==== THE INPUT ====

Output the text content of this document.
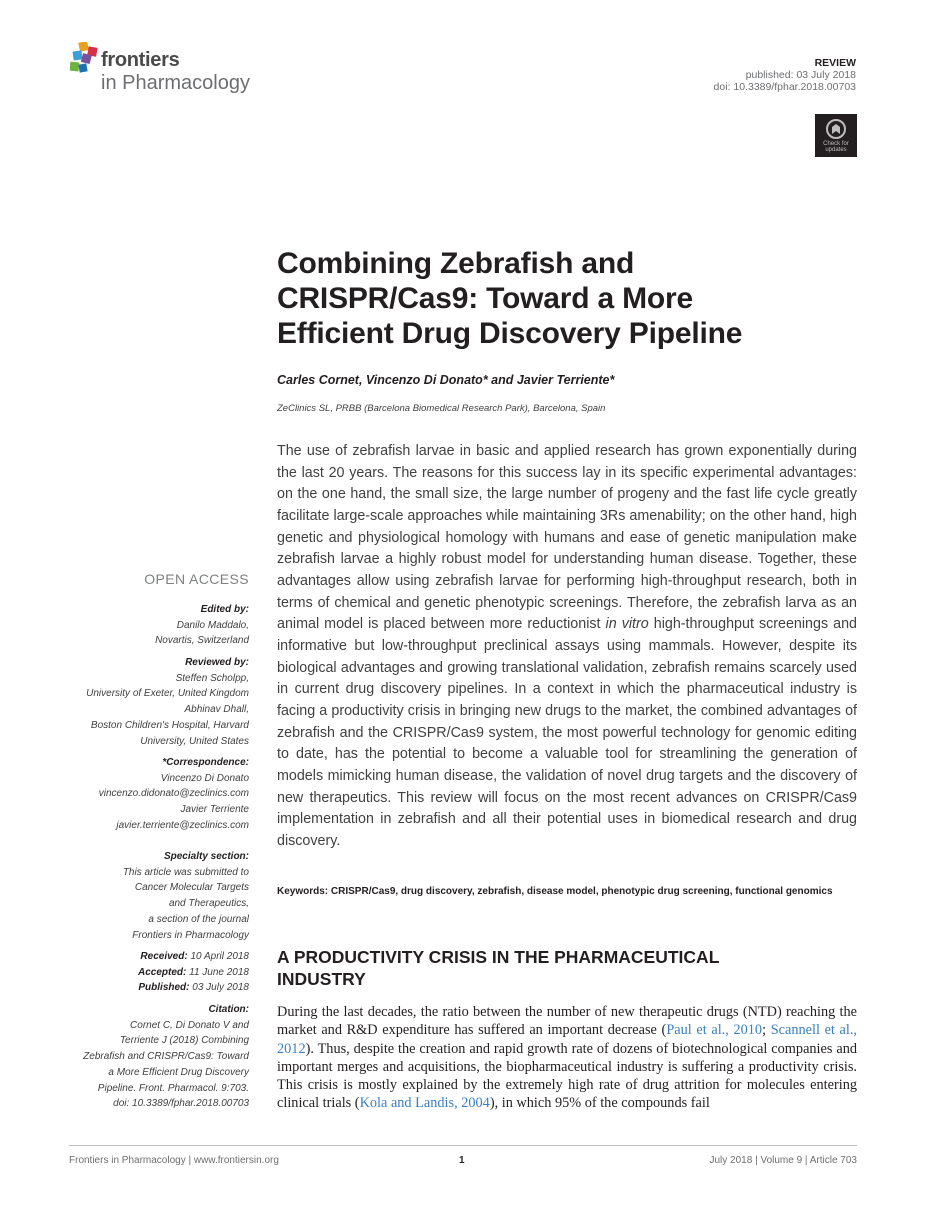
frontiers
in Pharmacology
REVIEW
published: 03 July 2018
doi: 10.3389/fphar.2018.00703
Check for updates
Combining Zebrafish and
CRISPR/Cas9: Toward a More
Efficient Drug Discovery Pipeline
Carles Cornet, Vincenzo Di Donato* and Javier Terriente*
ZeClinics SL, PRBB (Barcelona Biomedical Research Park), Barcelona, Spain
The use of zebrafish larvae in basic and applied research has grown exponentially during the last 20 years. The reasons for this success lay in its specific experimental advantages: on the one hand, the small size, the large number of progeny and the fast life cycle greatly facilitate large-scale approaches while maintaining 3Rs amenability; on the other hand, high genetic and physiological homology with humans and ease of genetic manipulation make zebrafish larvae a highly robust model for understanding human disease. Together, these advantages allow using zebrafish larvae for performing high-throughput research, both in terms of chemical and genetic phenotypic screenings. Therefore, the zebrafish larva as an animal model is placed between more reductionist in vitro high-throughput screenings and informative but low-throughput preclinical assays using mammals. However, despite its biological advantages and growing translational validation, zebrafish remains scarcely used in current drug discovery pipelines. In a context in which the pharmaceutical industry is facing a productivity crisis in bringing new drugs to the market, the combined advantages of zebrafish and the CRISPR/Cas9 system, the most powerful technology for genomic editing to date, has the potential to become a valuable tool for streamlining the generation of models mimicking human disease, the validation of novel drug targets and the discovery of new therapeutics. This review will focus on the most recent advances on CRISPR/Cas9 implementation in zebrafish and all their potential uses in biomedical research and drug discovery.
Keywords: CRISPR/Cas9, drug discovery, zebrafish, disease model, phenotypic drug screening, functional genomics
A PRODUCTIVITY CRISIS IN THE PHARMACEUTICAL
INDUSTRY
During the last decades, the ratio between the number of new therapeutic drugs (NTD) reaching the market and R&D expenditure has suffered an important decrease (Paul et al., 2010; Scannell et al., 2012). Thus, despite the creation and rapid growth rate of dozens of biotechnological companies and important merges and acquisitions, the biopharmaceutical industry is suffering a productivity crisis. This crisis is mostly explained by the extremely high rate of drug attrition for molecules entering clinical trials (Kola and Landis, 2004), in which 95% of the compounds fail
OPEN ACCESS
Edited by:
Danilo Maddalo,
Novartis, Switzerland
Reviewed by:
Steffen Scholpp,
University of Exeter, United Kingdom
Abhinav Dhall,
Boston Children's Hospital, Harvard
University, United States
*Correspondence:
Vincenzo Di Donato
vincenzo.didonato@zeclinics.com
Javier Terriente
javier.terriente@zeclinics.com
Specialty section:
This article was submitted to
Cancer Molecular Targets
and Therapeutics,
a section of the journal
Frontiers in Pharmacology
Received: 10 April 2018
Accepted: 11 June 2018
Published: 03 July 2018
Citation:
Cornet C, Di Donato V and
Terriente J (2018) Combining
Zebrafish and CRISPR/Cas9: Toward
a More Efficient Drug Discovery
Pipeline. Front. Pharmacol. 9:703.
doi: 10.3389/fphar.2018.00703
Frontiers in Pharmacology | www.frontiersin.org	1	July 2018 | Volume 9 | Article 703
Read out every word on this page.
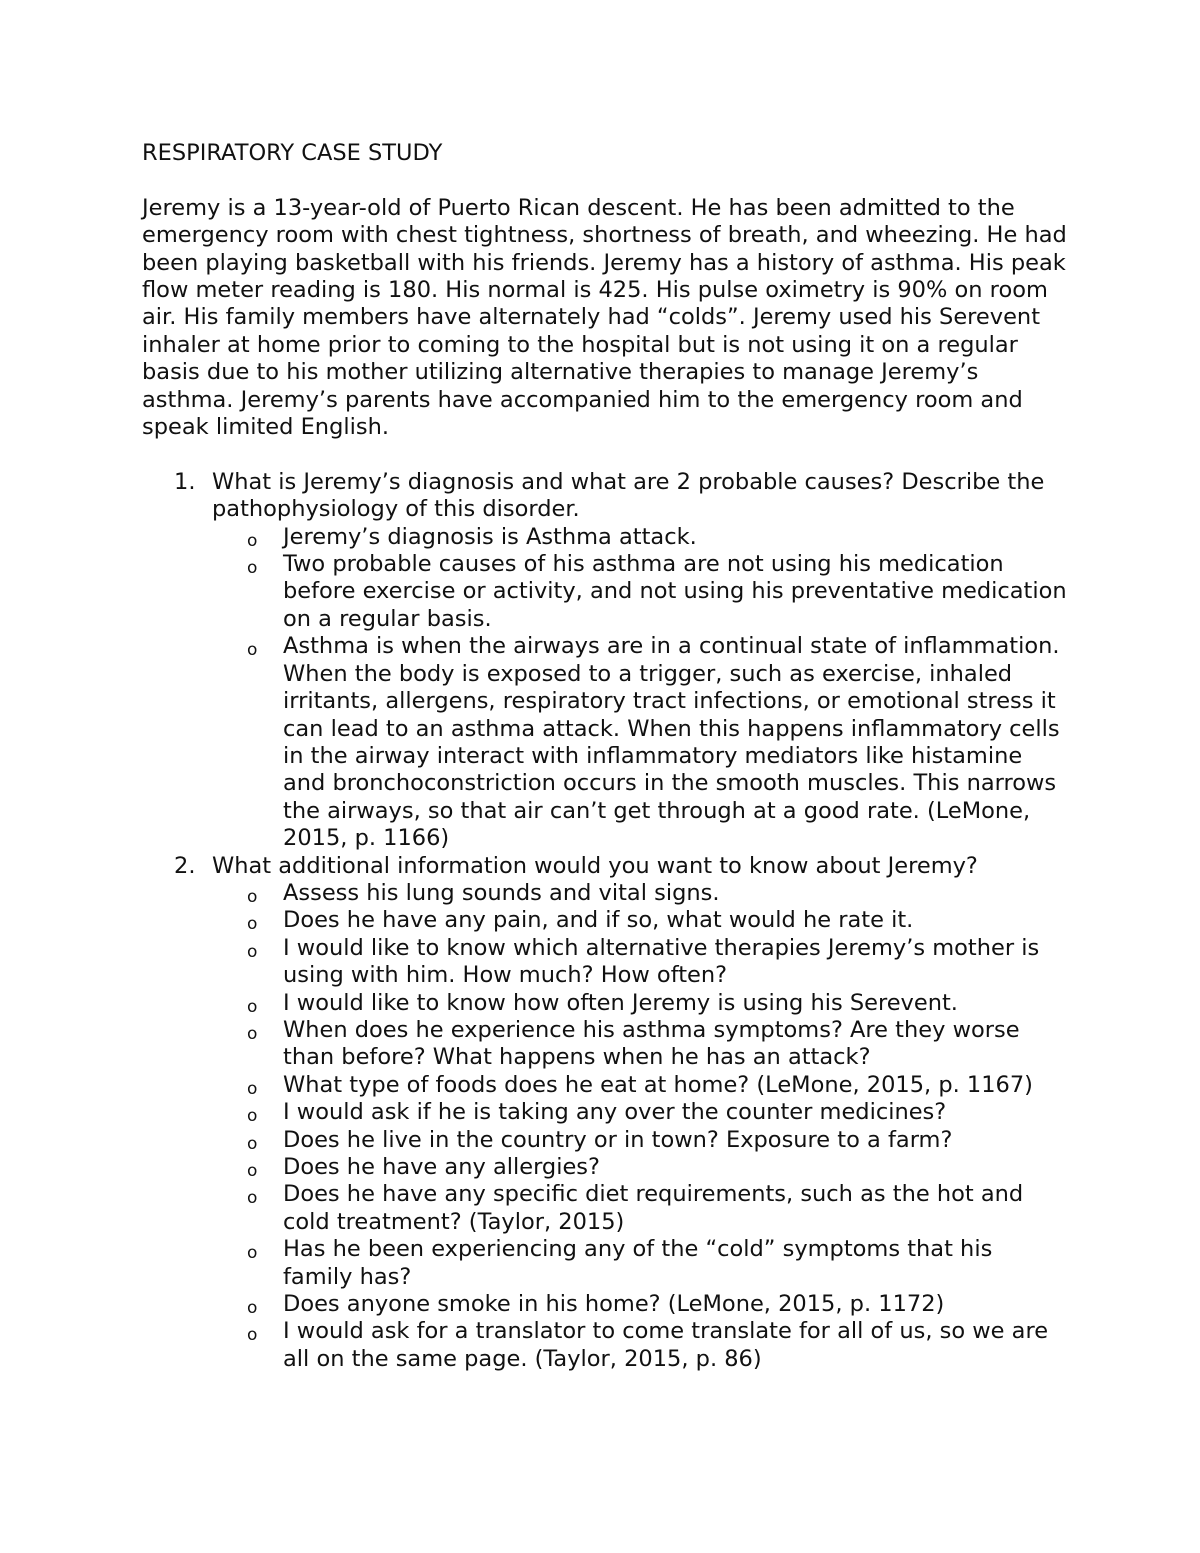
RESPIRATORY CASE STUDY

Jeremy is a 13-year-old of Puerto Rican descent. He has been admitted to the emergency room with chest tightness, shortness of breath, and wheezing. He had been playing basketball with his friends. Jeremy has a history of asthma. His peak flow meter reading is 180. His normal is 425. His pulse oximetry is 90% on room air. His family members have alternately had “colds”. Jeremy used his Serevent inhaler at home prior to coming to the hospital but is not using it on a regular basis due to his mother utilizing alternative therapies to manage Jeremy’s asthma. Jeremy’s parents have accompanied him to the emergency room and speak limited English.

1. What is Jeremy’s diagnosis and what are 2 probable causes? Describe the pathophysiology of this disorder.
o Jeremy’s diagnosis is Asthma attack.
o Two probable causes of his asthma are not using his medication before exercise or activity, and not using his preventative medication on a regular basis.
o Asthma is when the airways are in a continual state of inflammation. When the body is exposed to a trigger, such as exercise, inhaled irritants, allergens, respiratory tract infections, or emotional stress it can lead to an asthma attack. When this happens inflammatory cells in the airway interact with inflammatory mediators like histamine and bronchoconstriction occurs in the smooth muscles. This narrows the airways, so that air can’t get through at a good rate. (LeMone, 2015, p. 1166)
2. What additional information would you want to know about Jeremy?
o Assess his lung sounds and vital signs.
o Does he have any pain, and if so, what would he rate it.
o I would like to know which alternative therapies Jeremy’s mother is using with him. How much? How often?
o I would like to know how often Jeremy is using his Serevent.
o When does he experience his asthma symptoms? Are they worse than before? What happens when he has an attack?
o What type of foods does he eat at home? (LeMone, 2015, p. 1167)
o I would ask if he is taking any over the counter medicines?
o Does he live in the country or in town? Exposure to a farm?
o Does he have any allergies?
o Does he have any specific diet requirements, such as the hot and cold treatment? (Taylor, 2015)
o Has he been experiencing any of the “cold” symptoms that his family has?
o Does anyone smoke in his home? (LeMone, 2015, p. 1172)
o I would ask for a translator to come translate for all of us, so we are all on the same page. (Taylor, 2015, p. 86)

====

DIRECTIONS FOR THIS TASK: Return every line from the records above that holds the word "Taylor".

SOLVED EXERCISE:
o Does he have any specific diet requirements, such as the hot and cold treatment? (Taylor, 2015)
o I would ask for a translator to come translate for all of us, so we are all on the same page. (Taylor, 2015, p. 86)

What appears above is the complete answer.